* BEGIN Records for this exercise *

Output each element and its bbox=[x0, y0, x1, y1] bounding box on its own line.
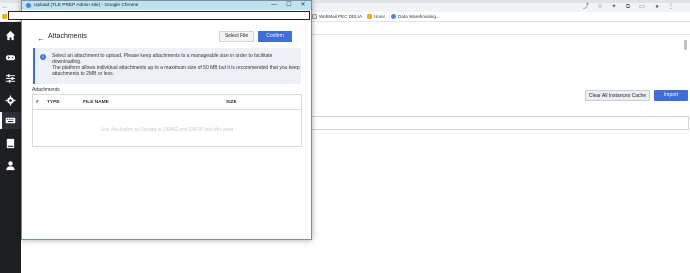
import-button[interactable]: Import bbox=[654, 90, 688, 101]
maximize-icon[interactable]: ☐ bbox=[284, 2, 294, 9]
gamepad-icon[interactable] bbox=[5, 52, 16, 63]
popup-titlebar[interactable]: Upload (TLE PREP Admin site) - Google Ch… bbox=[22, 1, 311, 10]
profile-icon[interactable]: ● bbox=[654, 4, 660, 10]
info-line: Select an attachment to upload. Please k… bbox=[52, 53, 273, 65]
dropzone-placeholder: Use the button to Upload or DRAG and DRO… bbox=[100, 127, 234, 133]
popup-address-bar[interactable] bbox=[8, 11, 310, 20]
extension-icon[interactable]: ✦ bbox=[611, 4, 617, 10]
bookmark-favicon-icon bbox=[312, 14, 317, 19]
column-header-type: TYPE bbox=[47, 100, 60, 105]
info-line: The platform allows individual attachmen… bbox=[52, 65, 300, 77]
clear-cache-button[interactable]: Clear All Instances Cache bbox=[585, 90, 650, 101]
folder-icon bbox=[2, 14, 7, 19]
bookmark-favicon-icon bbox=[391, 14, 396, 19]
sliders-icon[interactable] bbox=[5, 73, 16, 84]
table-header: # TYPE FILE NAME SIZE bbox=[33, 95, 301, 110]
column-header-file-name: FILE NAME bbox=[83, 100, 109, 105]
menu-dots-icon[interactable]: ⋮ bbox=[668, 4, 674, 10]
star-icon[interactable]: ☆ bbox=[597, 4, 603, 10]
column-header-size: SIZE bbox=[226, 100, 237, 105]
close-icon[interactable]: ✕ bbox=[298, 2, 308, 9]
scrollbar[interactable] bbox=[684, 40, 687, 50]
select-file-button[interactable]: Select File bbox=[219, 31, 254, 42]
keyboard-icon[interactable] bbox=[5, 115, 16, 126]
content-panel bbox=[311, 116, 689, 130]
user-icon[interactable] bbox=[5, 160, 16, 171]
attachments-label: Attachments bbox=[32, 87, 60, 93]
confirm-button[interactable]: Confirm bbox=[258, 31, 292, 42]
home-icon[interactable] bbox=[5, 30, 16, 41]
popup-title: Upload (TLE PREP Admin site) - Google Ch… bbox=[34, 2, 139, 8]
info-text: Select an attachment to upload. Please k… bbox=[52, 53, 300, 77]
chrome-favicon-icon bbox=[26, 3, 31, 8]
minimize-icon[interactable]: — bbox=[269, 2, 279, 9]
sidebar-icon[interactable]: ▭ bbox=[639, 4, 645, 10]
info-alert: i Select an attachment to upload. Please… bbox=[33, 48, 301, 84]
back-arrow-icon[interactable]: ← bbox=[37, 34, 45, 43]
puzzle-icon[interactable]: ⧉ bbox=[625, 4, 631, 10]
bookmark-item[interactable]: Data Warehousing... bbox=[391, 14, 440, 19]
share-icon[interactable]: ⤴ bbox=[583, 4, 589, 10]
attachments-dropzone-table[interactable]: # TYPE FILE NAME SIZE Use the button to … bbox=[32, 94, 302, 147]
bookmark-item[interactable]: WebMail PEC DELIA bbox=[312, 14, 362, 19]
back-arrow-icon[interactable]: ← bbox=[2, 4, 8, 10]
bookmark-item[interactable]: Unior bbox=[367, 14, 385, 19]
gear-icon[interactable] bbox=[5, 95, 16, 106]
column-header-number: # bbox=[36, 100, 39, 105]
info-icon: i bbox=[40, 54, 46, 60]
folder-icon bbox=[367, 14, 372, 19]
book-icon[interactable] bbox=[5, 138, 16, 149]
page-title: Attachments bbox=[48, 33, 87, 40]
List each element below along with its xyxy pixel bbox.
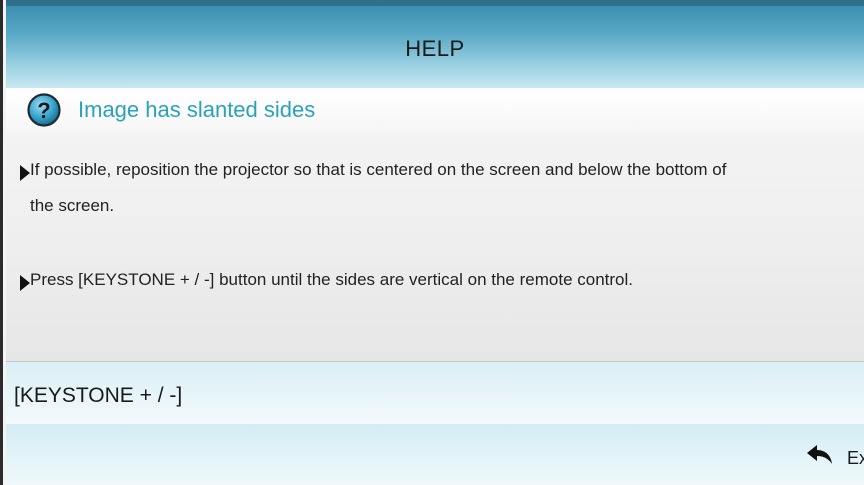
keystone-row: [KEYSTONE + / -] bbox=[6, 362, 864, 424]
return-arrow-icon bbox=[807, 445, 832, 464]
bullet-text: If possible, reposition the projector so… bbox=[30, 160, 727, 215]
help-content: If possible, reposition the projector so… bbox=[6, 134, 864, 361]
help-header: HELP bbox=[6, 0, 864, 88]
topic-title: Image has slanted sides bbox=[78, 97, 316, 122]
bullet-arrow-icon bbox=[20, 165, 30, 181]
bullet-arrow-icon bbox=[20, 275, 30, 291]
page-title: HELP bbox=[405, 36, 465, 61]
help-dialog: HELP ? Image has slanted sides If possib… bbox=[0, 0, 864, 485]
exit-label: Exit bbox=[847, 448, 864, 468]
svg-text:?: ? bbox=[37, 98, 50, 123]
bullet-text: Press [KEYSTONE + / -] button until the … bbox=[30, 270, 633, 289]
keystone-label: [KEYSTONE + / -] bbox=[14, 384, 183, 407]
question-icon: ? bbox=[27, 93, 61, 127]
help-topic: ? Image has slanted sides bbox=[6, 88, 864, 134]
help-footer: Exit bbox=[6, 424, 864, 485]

* END Records for this exercise *
* BEGIN Records for this exercise *

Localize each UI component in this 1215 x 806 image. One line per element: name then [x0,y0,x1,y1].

* END Records for this exercise *

Please switch "bullet-text" to "bullet-line" in the items between the lines holding "List each element" and "help-footer: Exit bbox=[6, 424, 864, 485]", inclusive, and write those lines out again with nothing else changed. Leave the pictures out.

List each element below along with its xyxy pixel bbox.
keystone-row: [KEYSTONE + / -] bbox=[6, 362, 864, 424]
return-arrow-icon bbox=[807, 445, 832, 464]
bullet-line: If possible, reposition the projector so… bbox=[30, 160, 727, 215]
help-content: If possible, reposition the projector so… bbox=[6, 134, 864, 361]
help-header: HELP bbox=[6, 0, 864, 88]
topic-title: Image has slanted sides bbox=[78, 97, 316, 122]
bullet-arrow-icon bbox=[20, 165, 30, 181]
bullet-arrow-icon bbox=[20, 275, 30, 291]
page-title: HELP bbox=[405, 36, 465, 61]
help-dialog: HELP ? Image has slanted sides If possib… bbox=[0, 0, 864, 485]
exit-label: Exit bbox=[847, 448, 864, 468]
svg-text:?: ? bbox=[37, 98, 50, 123]
bullet-line: Press [KEYSTONE + / -] button until the … bbox=[30, 270, 633, 289]
keystone-label: [KEYSTONE + / -] bbox=[14, 384, 183, 407]
question-icon: ? bbox=[27, 93, 61, 127]
help-topic: ? Image has slanted sides bbox=[6, 88, 864, 134]
help-footer: Exit bbox=[6, 424, 864, 485]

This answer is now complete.